• [Task description]:
Quote the entries in full, character for character, without their images.

** Begin Material for the task **

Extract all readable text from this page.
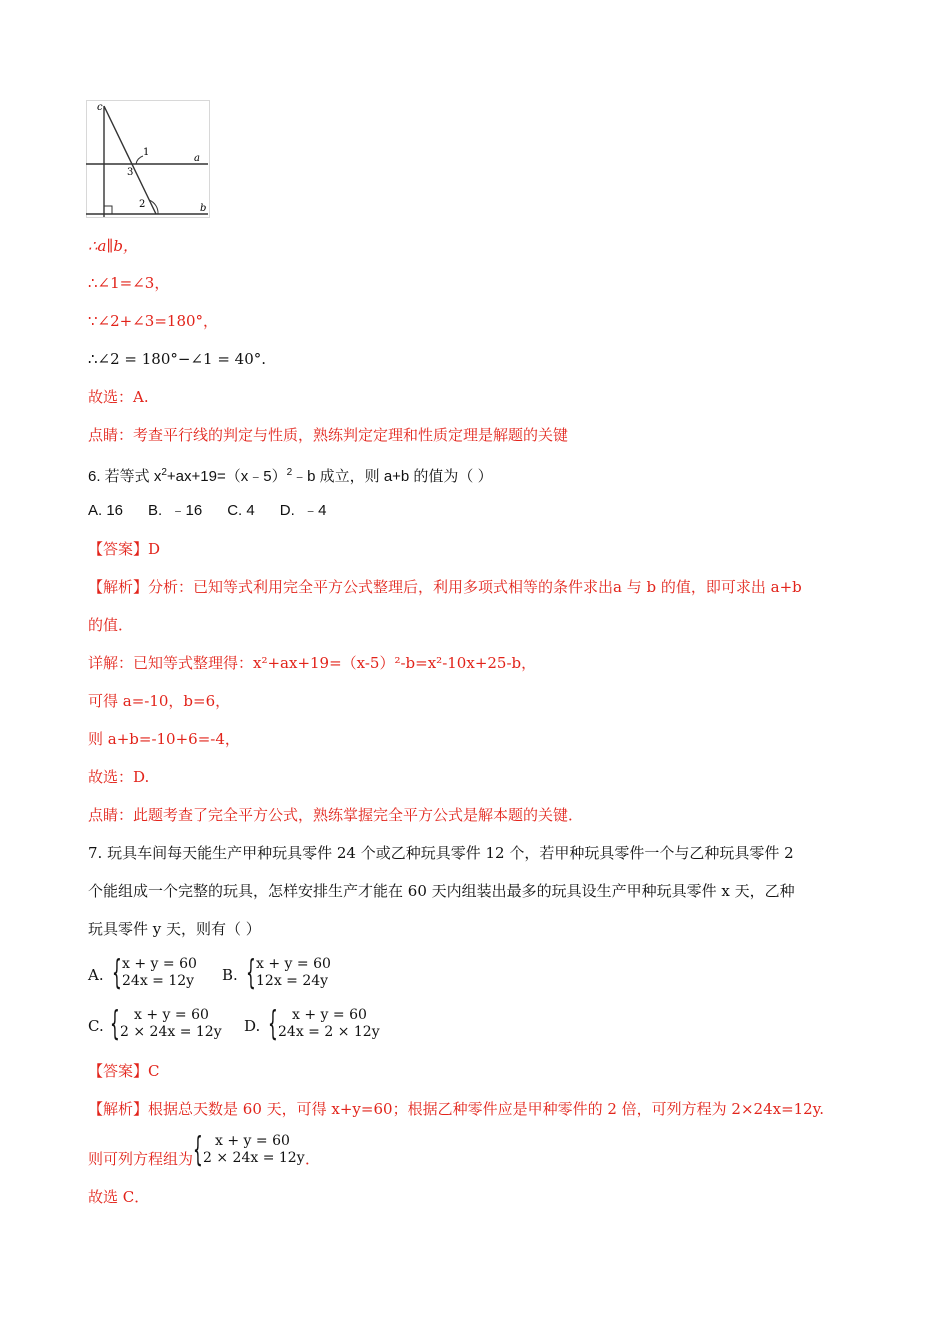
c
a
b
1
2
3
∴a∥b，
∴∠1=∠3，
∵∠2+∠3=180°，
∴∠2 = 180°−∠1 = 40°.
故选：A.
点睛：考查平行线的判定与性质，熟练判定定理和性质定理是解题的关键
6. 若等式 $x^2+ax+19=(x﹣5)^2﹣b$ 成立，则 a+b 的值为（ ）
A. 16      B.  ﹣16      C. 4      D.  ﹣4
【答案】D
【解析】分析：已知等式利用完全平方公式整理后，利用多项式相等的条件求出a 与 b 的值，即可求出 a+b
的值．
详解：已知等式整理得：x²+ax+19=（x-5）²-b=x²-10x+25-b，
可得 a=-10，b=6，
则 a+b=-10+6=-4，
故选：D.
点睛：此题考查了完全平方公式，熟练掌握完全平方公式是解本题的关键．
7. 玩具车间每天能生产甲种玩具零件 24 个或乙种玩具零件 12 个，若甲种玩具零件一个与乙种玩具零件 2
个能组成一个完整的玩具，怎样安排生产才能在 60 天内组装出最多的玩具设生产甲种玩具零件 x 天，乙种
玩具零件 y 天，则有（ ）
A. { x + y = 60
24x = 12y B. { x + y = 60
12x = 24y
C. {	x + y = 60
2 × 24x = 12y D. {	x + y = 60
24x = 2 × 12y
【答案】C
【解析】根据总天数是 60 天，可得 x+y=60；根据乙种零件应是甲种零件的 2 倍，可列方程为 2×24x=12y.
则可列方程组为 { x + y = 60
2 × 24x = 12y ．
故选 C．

** End Material for the task **

• [Worked answer]:
Extract all readable text from this page.
c
a
b
1
2
3
∴a∥b，
∴∠1=∠3，
∵∠2+∠3=180°，
∴∠2 = 180°−∠1 = 40°.
故选：A.
点睛：考查平行线的判定与性质，熟练判定定理和性质定理是解题的关键
6. 若等式 $x^2+ax+19=(x﹣5)^2﹣b$ 成立，则 a+b 的值为（ ）
A. 16      B.  ﹣16      C. 4      D.  ﹣4
【答案】D
【解析】分析：已知等式利用完全平方公式整理后，利用多项式相等的条件求出a 与 b 的值，即可求出 a+b
的值．
详解：已知等式整理得：x²+ax+19=（x-5）²-b=x²-10x+25-b，
可得 a=-10，b=6，
则 a+b=-10+6=-4，
故选：D.
点睛：此题考查了完全平方公式，熟练掌握完全平方公式是解本题的关键．
7. 玩具车间每天能生产甲种玩具零件 24 个或乙种玩具零件 12 个，若甲种玩具零件一个与乙种玩具零件 2
个能组成一个完整的玩具，怎样安排生产才能在 60 天内组装出最多的玩具设生产甲种玩具零件 x 天，乙种
玩具零件 y 天，则有（ ）
A. { x + y = 60
24x = 12y B. { x + y = 60
12x = 24y
C. {	x + y = 60
2 × 24x = 12y D. {	x + y = 60
24x = 2 × 12y
【答案】C
【解析】根据总天数是 60 天，可得 x+y=60；根据乙种零件应是甲种零件的 2 倍，可列方程为 2×24x=12y.
则可列方程组为 { x + y = 60
2 × 24x = 12y ．
故选 C．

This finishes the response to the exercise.